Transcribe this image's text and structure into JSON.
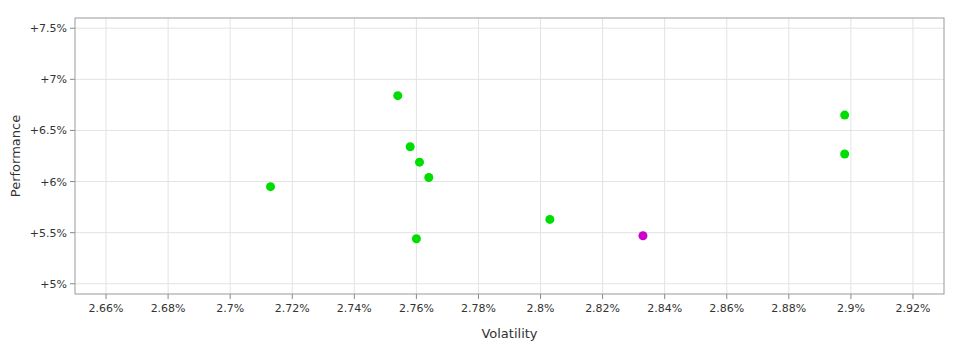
{
  "chart_data": {
    "type": "scatter",
    "x": [
      2.713,
      2.754,
      2.758,
      2.761,
      2.764,
      2.76,
      2.803,
      2.833,
      2.898,
      2.898
    ],
    "values": [
      5.95,
      6.84,
      6.34,
      6.19,
      6.04,
      5.44,
      5.63,
      5.47,
      6.65,
      6.27
    ],
    "colors": [
      "#00dd00",
      "#00dd00",
      "#00dd00",
      "#00dd00",
      "#00dd00",
      "#00dd00",
      "#00dd00",
      "#cc00cc",
      "#00dd00",
      "#00dd00"
    ],
    "xlabel": "Volatility",
    "ylabel": "Performance",
    "xlim": [
      2.65,
      2.93
    ],
    "ylim": [
      4.9,
      7.6
    ],
    "xticks": [
      {
        "value": 2.66,
        "label": "2.66%"
      },
      {
        "value": 2.68,
        "label": "2.68%"
      },
      {
        "value": 2.7,
        "label": "2.7%"
      },
      {
        "value": 2.72,
        "label": "2.72%"
      },
      {
        "value": 2.74,
        "label": "2.74%"
      },
      {
        "value": 2.76,
        "label": "2.76%"
      },
      {
        "value": 2.78,
        "label": "2.78%"
      },
      {
        "value": 2.8,
        "label": "2.8%"
      },
      {
        "value": 2.82,
        "label": "2.82%"
      },
      {
        "value": 2.84,
        "label": "2.84%"
      },
      {
        "value": 2.86,
        "label": "2.86%"
      },
      {
        "value": 2.88,
        "label": "2.88%"
      },
      {
        "value": 2.9,
        "label": "2.9%"
      },
      {
        "value": 2.92,
        "label": "2.92%"
      }
    ],
    "yticks": [
      {
        "value": 5.0,
        "label": "+5%"
      },
      {
        "value": 5.5,
        "label": "+5.5%"
      },
      {
        "value": 6.0,
        "label": "+6%"
      },
      {
        "value": 6.5,
        "label": "+6.5%"
      },
      {
        "value": 7.0,
        "label": "+7%"
      },
      {
        "value": 7.5,
        "label": "+7.5%"
      }
    ],
    "grid": true
  }
}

Problem details:
Copy each line in full and exactly, omitting any picture.

Written answer:
Transcribe this image's text and structure into JSON.
{
  "chart_data": {
    "type": "scatter",
    "x": [
      2.713,
      2.754,
      2.758,
      2.761,
      2.764,
      2.76,
      2.803,
      2.833,
      2.898,
      2.898
    ],
    "values": [
      5.95,
      6.84,
      6.34,
      6.19,
      6.04,
      5.44,
      5.63,
      5.47,
      6.65,
      6.27
    ],
    "colors": [
      "#00dd00",
      "#00dd00",
      "#00dd00",
      "#00dd00",
      "#00dd00",
      "#00dd00",
      "#00dd00",
      "#cc00cc",
      "#00dd00",
      "#00dd00"
    ],
    "xlabel": "Volatility",
    "ylabel": "Performance",
    "xlim": [
      2.65,
      2.93
    ],
    "ylim": [
      4.9,
      7.6
    ],
    "xticks": [
      {
        "value": 2.66,
        "label": "2.66%"
      },
      {
        "value": 2.68,
        "label": "2.68%"
      },
      {
        "value": 2.7,
        "label": "2.7%"
      },
      {
        "value": 2.72,
        "label": "2.72%"
      },
      {
        "value": 2.74,
        "label": "2.74%"
      },
      {
        "value": 2.76,
        "label": "2.76%"
      },
      {
        "value": 2.78,
        "label": "2.78%"
      },
      {
        "value": 2.8,
        "label": "2.8%"
      },
      {
        "value": 2.82,
        "label": "2.82%"
      },
      {
        "value": 2.84,
        "label": "2.84%"
      },
      {
        "value": 2.86,
        "label": "2.86%"
      },
      {
        "value": 2.88,
        "label": "2.88%"
      },
      {
        "value": 2.9,
        "label": "2.9%"
      },
      {
        "value": 2.92,
        "label": "2.92%"
      }
    ],
    "yticks": [
      {
        "value": 5.0,
        "label": "+5%"
      },
      {
        "value": 5.5,
        "label": "+5.5%"
      },
      {
        "value": 6.0,
        "label": "+6%"
      },
      {
        "value": 6.5,
        "label": "+6.5%"
      },
      {
        "value": 7.0,
        "label": "+7%"
      },
      {
        "value": 7.5,
        "label": "+7.5%"
      }
    ],
    "grid": true
  }
}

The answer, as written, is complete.